* [DATA FOR PROCESSING]
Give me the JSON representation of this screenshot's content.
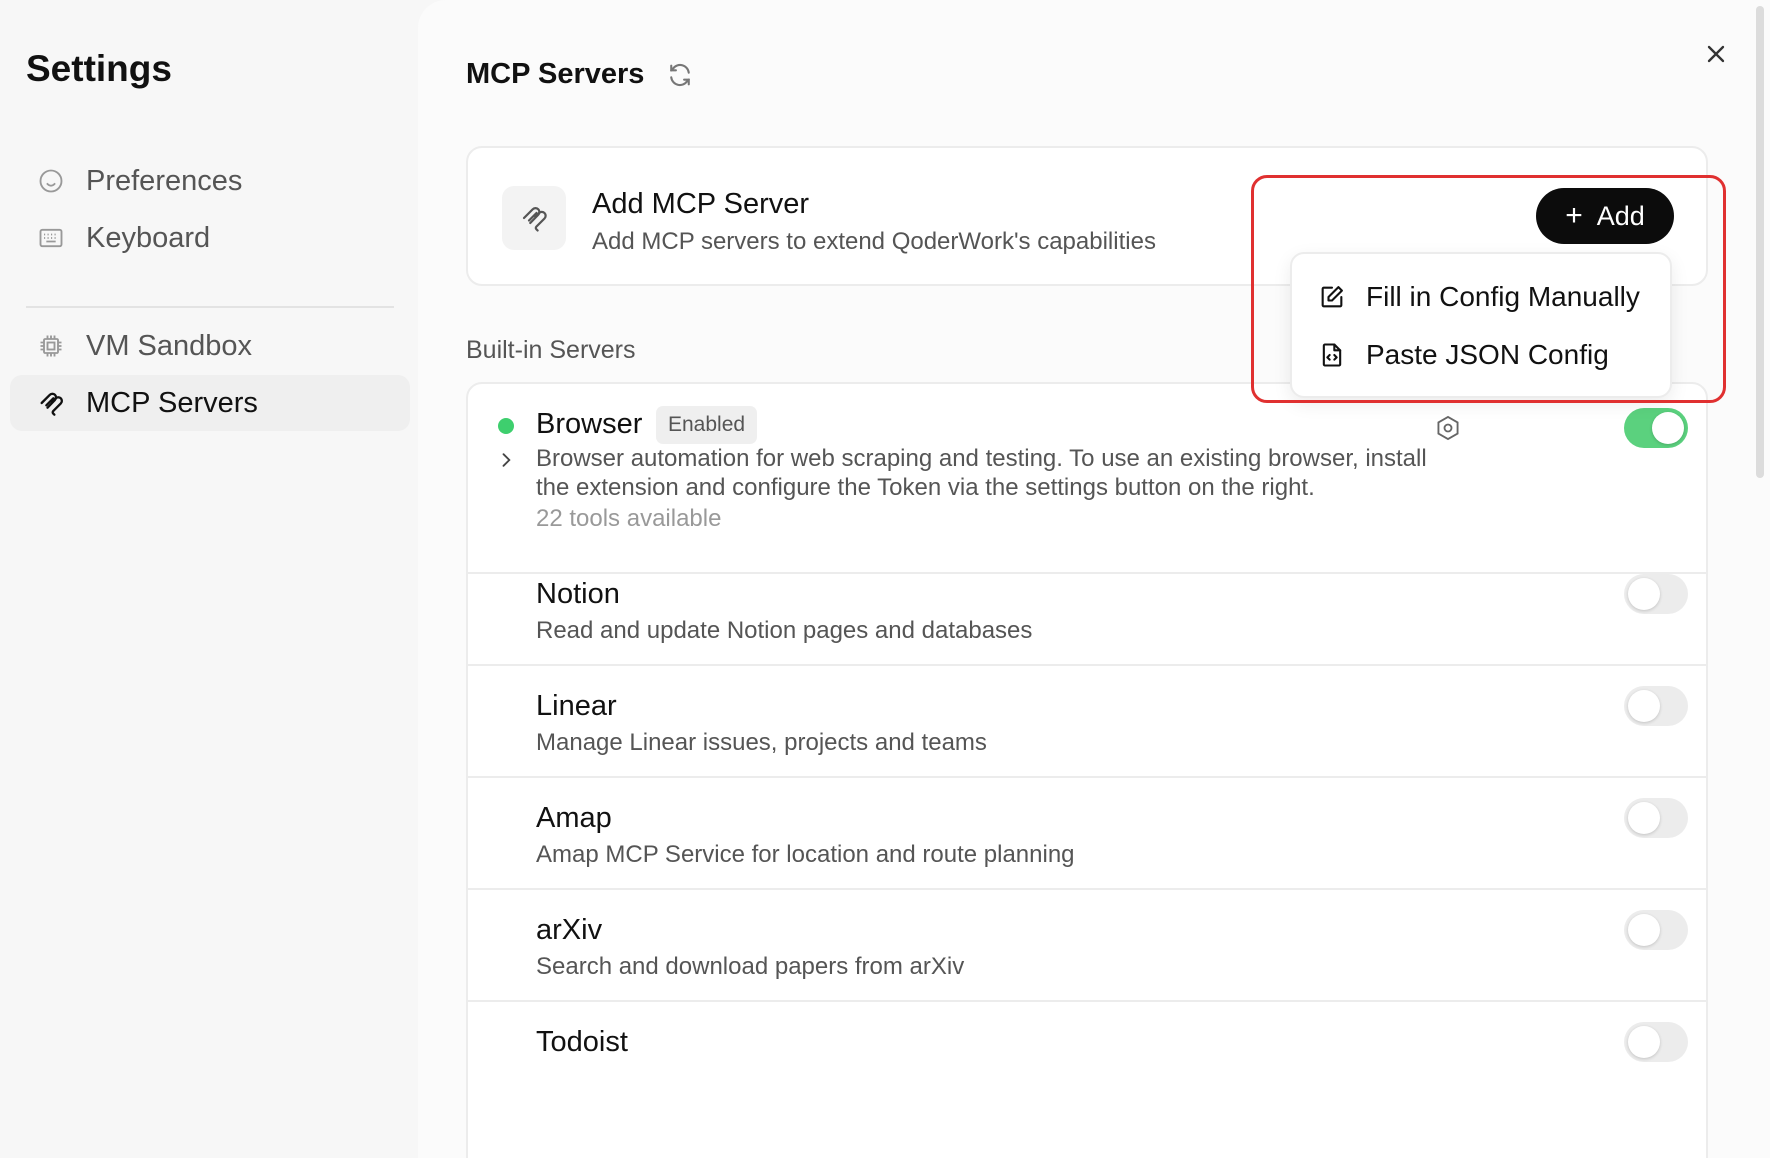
{
  "sidebar": {
    "title": "Settings",
    "items": [
      {
        "label": "Preferences",
        "icon": "smiley-icon"
      },
      {
        "label": "Keyboard",
        "icon": "keyboard-icon"
      },
      {
        "label": "VM Sandbox",
        "icon": "chip-icon"
      },
      {
        "label": "MCP Servers",
        "icon": "mcp-icon",
        "active": true
      }
    ]
  },
  "header": {
    "title": "MCP Servers"
  },
  "add_card": {
    "title": "Add MCP Server",
    "subtitle": "Add MCP servers to extend QoderWork's capabilities",
    "add_label": "Add"
  },
  "dropdown": {
    "items": [
      {
        "label": "Fill in Config Manually",
        "icon": "edit-icon"
      },
      {
        "label": "Paste JSON Config",
        "icon": "json-file-icon"
      }
    ]
  },
  "builtin": {
    "label": "Built-in Servers",
    "servers": [
      {
        "name": "Browser",
        "badge": "Enabled",
        "description_line1": "Browser automation for web scraping and testing. To use an existing browser, install",
        "description_line2": "the extension and configure the Token via the settings button on the right.",
        "tools": "22 tools available",
        "enabled": true
      },
      {
        "name": "Notion",
        "description": "Read and update Notion pages and databases",
        "enabled": false
      },
      {
        "name": "Linear",
        "description": "Manage Linear issues, projects and teams",
        "enabled": false
      },
      {
        "name": "Amap",
        "description": "Amap MCP Service for location and route planning",
        "enabled": false
      },
      {
        "name": "arXiv",
        "description": "Search and download papers from arXiv",
        "enabled": false
      },
      {
        "name": "Todoist",
        "description": "",
        "enabled": false
      }
    ]
  },
  "colors": {
    "accent_green": "#5bd17e",
    "highlight_red": "#e03030",
    "button_black": "#0c0c0c"
  }
}
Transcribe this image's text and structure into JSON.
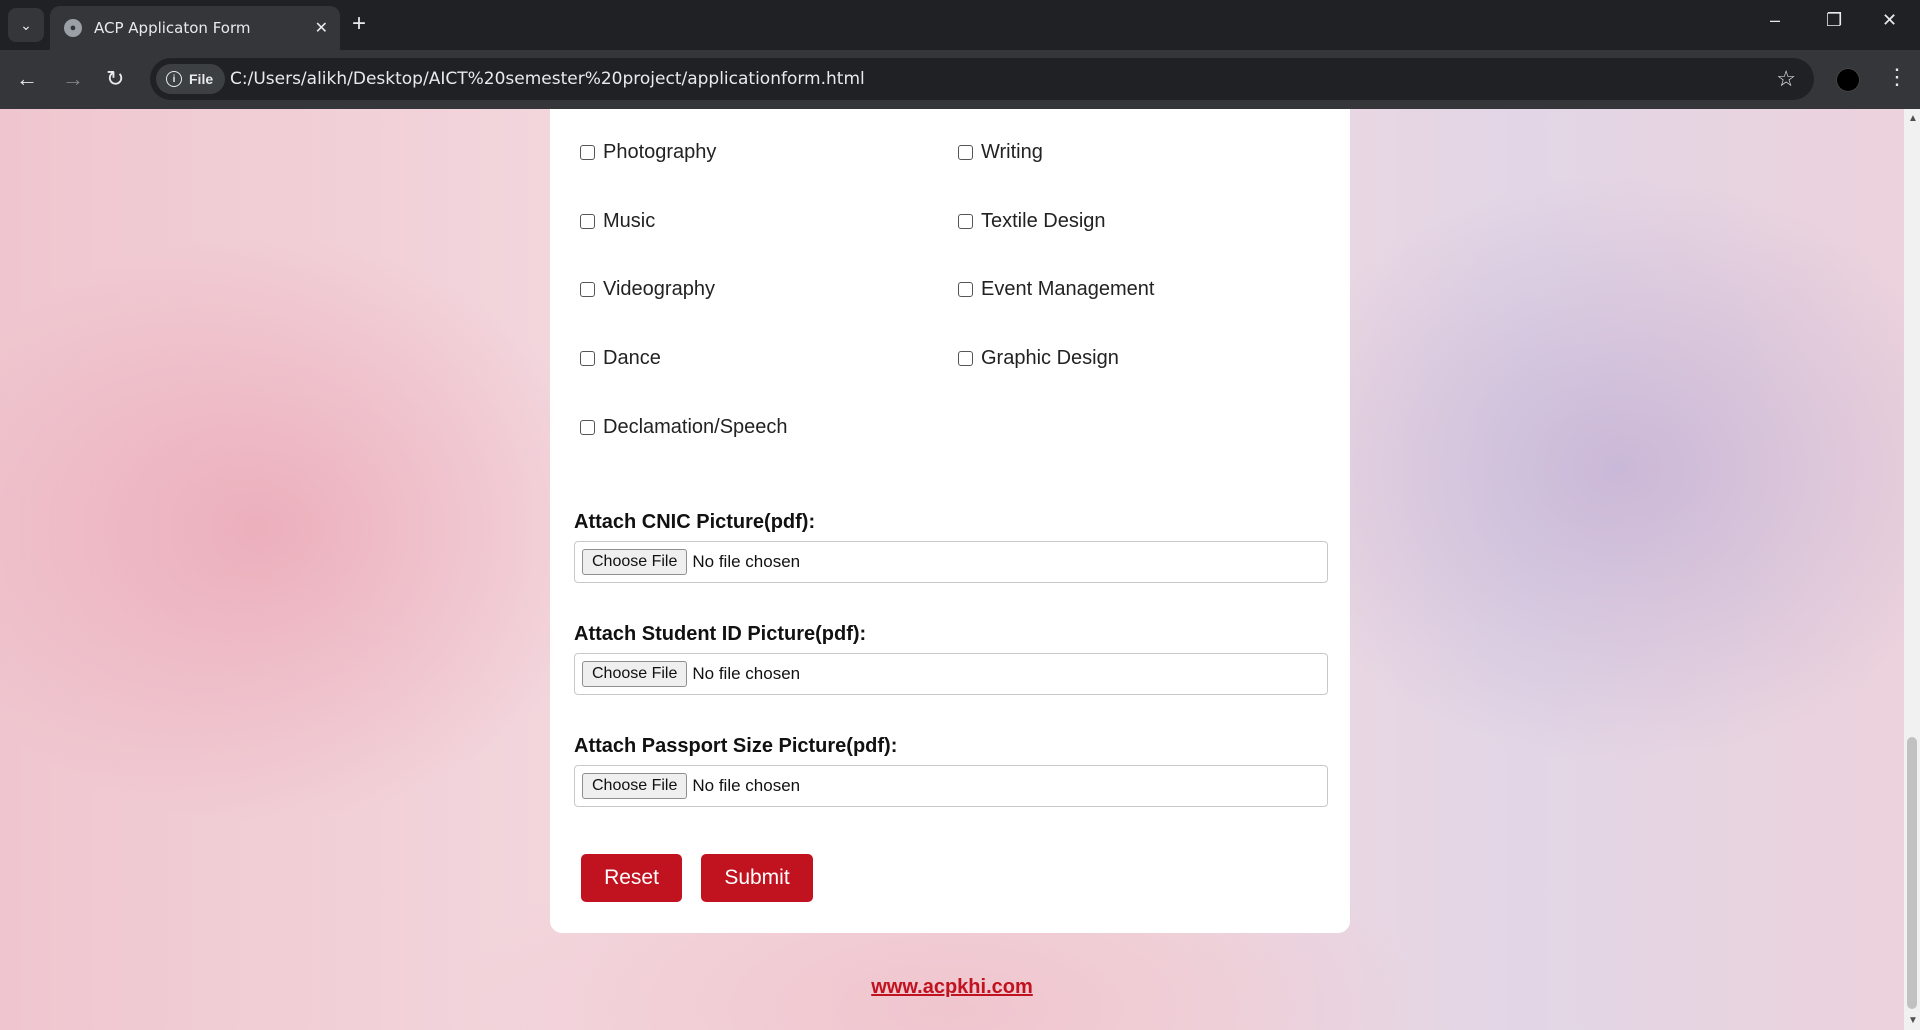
{
  "browser": {
    "tab_title": "ACP Applicaton Form",
    "file_chip": "File",
    "url": "C:/Users/alikh/Desktop/AICT%20semester%20project/applicationform.html",
    "icons": [
      "tab-search-icon",
      "globe-icon",
      "close-icon",
      "plus-icon",
      "minimize-icon",
      "restore-icon",
      "back-icon",
      "forward-icon",
      "reload-icon",
      "info-icon",
      "star-icon",
      "profile-icon",
      "kebab-menu-icon"
    ]
  },
  "form": {
    "interests": [
      {
        "label": "Photography",
        "checked": false
      },
      {
        "label": "Writing",
        "checked": false
      },
      {
        "label": "Music",
        "checked": false
      },
      {
        "label": "Textile Design",
        "checked": false
      },
      {
        "label": "Videography",
        "checked": false
      },
      {
        "label": "Event Management",
        "checked": false
      },
      {
        "label": "Dance",
        "checked": false
      },
      {
        "label": "Graphic Design",
        "checked": false
      },
      {
        "label": "Declamation/Speech",
        "checked": false
      }
    ],
    "attachments": [
      {
        "label": "Attach CNIC Picture(pdf):",
        "button": "Choose File",
        "status": "No file chosen"
      },
      {
        "label": "Attach Student ID Picture(pdf):",
        "button": "Choose File",
        "status": "No file chosen"
      },
      {
        "label": "Attach Passport Size Picture(pdf):",
        "button": "Choose File",
        "status": "No file chosen"
      }
    ],
    "reset_label": "Reset",
    "submit_label": "Submit"
  },
  "footer": {
    "link_text": "www.acpkhi.com"
  },
  "colors": {
    "accent": "#c1121f",
    "card": "#ffffff",
    "chrome_dark": "#202124",
    "chrome_toolbar": "#35363a"
  }
}
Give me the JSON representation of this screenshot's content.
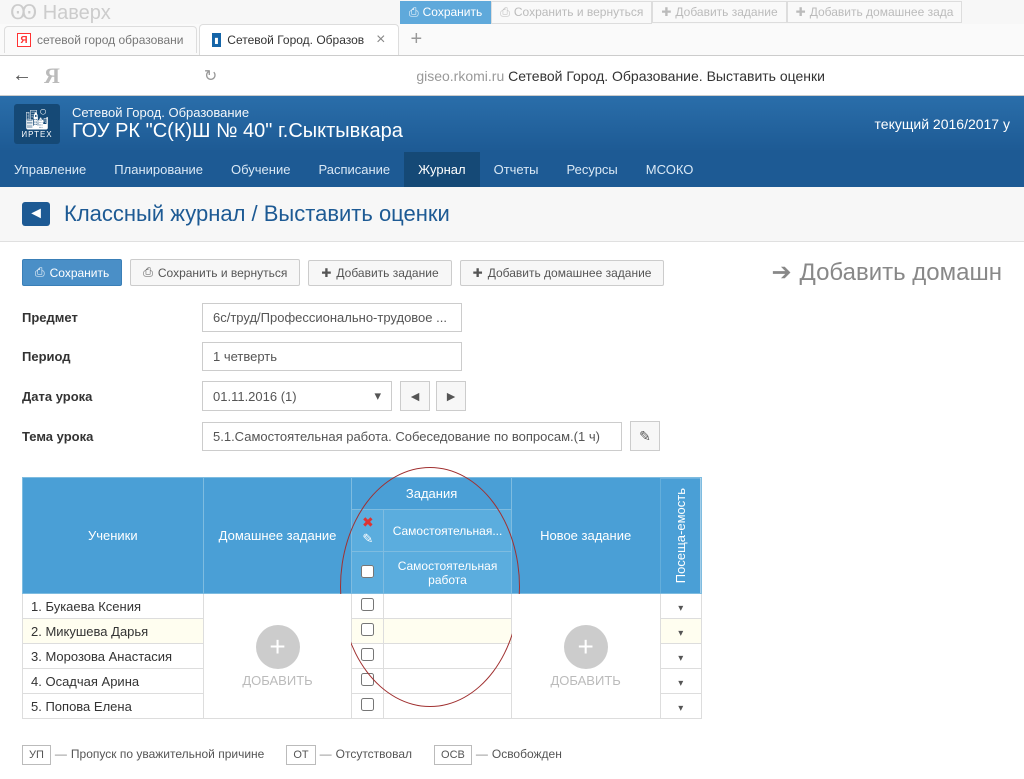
{
  "faded": {
    "naverh": "Ꙭ Наверх",
    "save": "Сохранить",
    "save_return": "Сохранить и вернуться",
    "add_task": "Добавить задание",
    "add_hw": "Добавить домашнее зада"
  },
  "tabs": {
    "t1": "сетевой город образовани",
    "t2": "Сетевой Город. Образов"
  },
  "addr": {
    "domain": "giseo.rkomi.ru",
    "title": " Сетевой Город. Образование. Выставить оценки"
  },
  "header": {
    "small": "Сетевой Город. Образование",
    "big": "ГОУ РК \"С(К)Ш № 40\" г.Сыктывкара",
    "year": "текущий 2016/2017 у",
    "logo": "ИРТЕХ"
  },
  "nav": {
    "i1": "Управление",
    "i2": "Планирование",
    "i3": "Обучение",
    "i4": "Расписание",
    "i5": "Журнал",
    "i6": "Отчеты",
    "i7": "Ресурсы",
    "i8": "МСОКО"
  },
  "crumb": "Классный журнал / Выставить оценки",
  "buttons": {
    "save": "Сохранить",
    "save_return": "Сохранить и вернуться",
    "add_task": "Добавить задание",
    "add_hw": "Добавить домашнее задание"
  },
  "side_heading": "Добавить домашн",
  "form": {
    "subject_l": "Предмет",
    "subject_v": "6с/труд/Профессионально-трудовое ...",
    "period_l": "Период",
    "period_v": "1 четверть",
    "date_l": "Дата урока",
    "date_v": "01.11.2016 (1)",
    "topic_l": "Тема урока",
    "topic_v": "5.1.Самостоятельная работа. Собеседование по вопросам.(1 ч)"
  },
  "grid": {
    "students_h": "Ученики",
    "hw_h": "Домашнее задание",
    "tasks_h": "Задания",
    "task_name": "Самостоятельная...",
    "task_sub": "Самостоятельная работа",
    "new_task_h": "Новое задание",
    "attendance_h": "Посеща-емость",
    "add_label": "ДОБАВИТЬ",
    "rows": {
      "r1": "1. Букаева Ксения",
      "r2": "2. Микушева Дарья",
      "r3": "3. Морозова Анастасия",
      "r4": "4. Осадчая Арина",
      "r5": "5. Попова Елена"
    }
  },
  "legend": {
    "up": "УП",
    "up_t": "Пропуск по уважительной причине",
    "ot": "ОТ",
    "ot_t": "Отсутствовал",
    "osv": "ОСВ",
    "osv_t": "Освобожден"
  }
}
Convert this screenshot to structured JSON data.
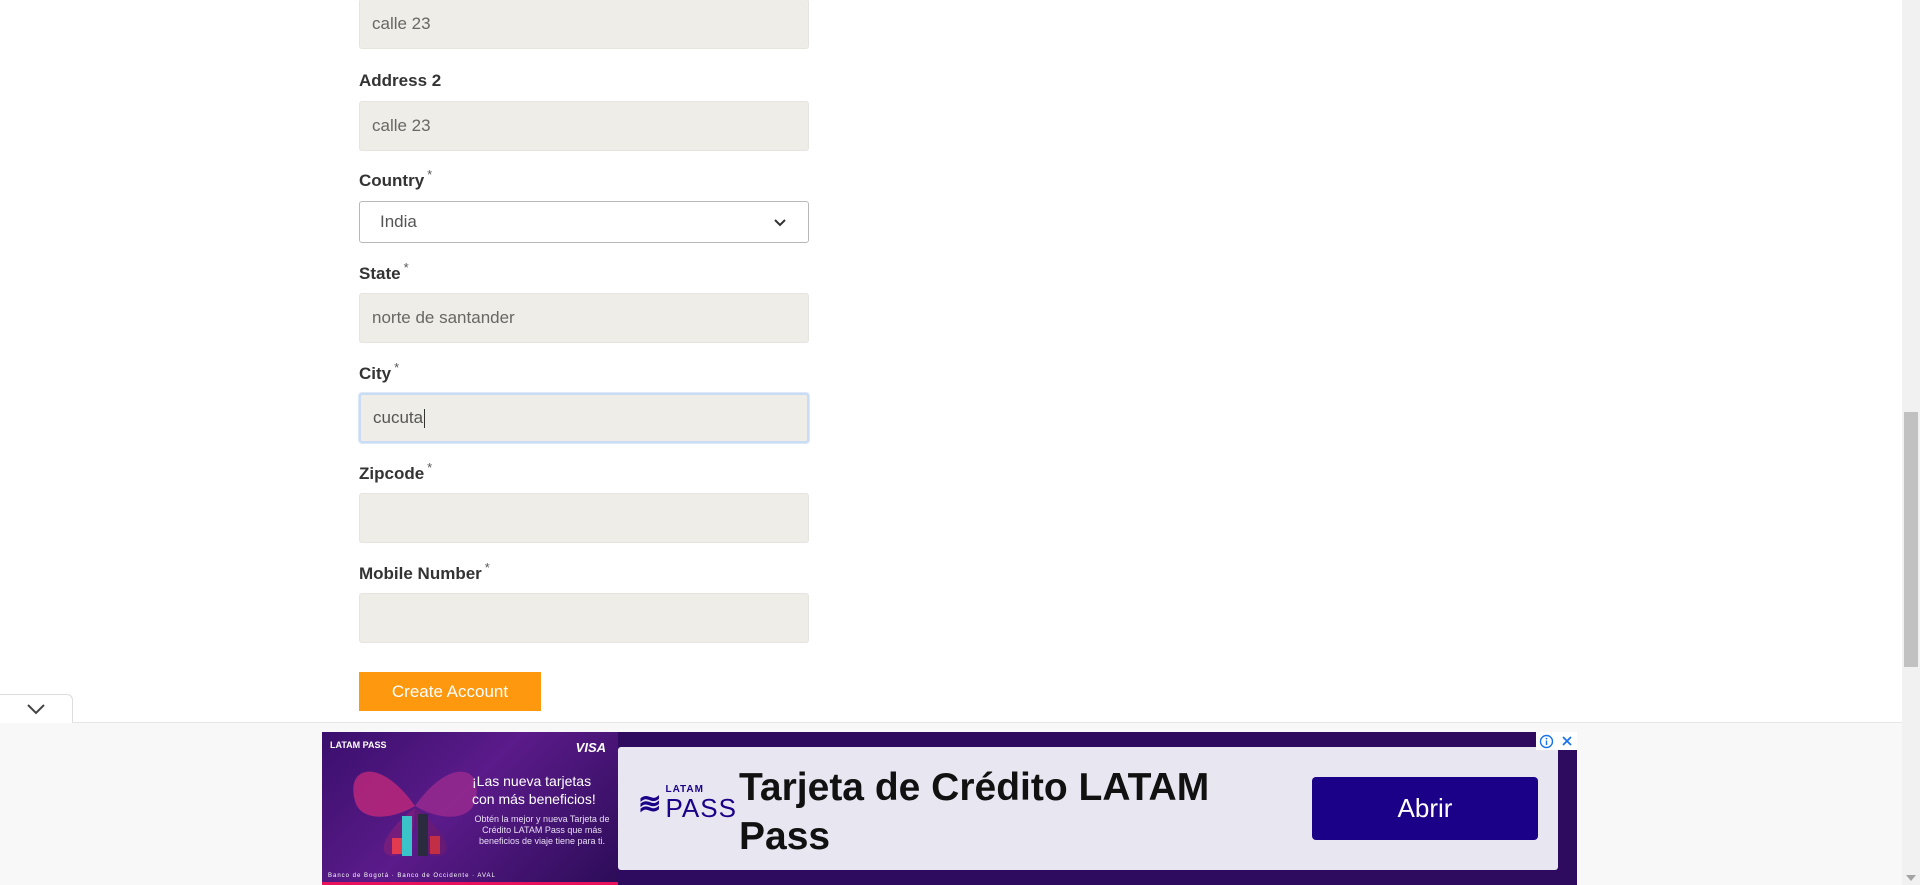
{
  "form": {
    "address1_value": "calle 23",
    "address2_label": "Address 2",
    "address2_value": "calle 23",
    "country_label": "Country",
    "country_value": "India",
    "state_label": "State",
    "state_value": "norte de santander",
    "city_label": "City",
    "city_value": "cucuta",
    "zipcode_label": "Zipcode",
    "zipcode_value": "",
    "mobile_label": "Mobile Number",
    "mobile_value": "",
    "required_mark": "*",
    "create_button": "Create Account"
  },
  "ad": {
    "brand_mini": "LATAM PASS",
    "visa": "VISA",
    "headline": "¡Las nueva tarjetas con más beneficios!",
    "sub": "Obtén la mejor y nueva Tarjeta de Crédito LATAM Pass que más beneficios de viaje tiene para ti.",
    "banks": "Banco de Bogotá · Banco de Occidente · AVAL",
    "logo_small": "LATAM",
    "logo_big": "PASS",
    "title": "Tarjeta de Crédito LATAM Pass",
    "cta": "Abrir"
  },
  "colors": {
    "accent": "#fe980f",
    "ad_brand": "#1b0088",
    "field_bg": "#eeede8"
  },
  "icons": {
    "select_chevron": "chevron-down-icon",
    "ad_collapse": "chevron-down-icon",
    "ad_info": "info-icon",
    "ad_close": "close-icon"
  }
}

* [EXERCISE OBJECTIVE] Tally the lines of the listing above that include the word "задание". Answer with the number alone.

* [FINISHED TASK] 5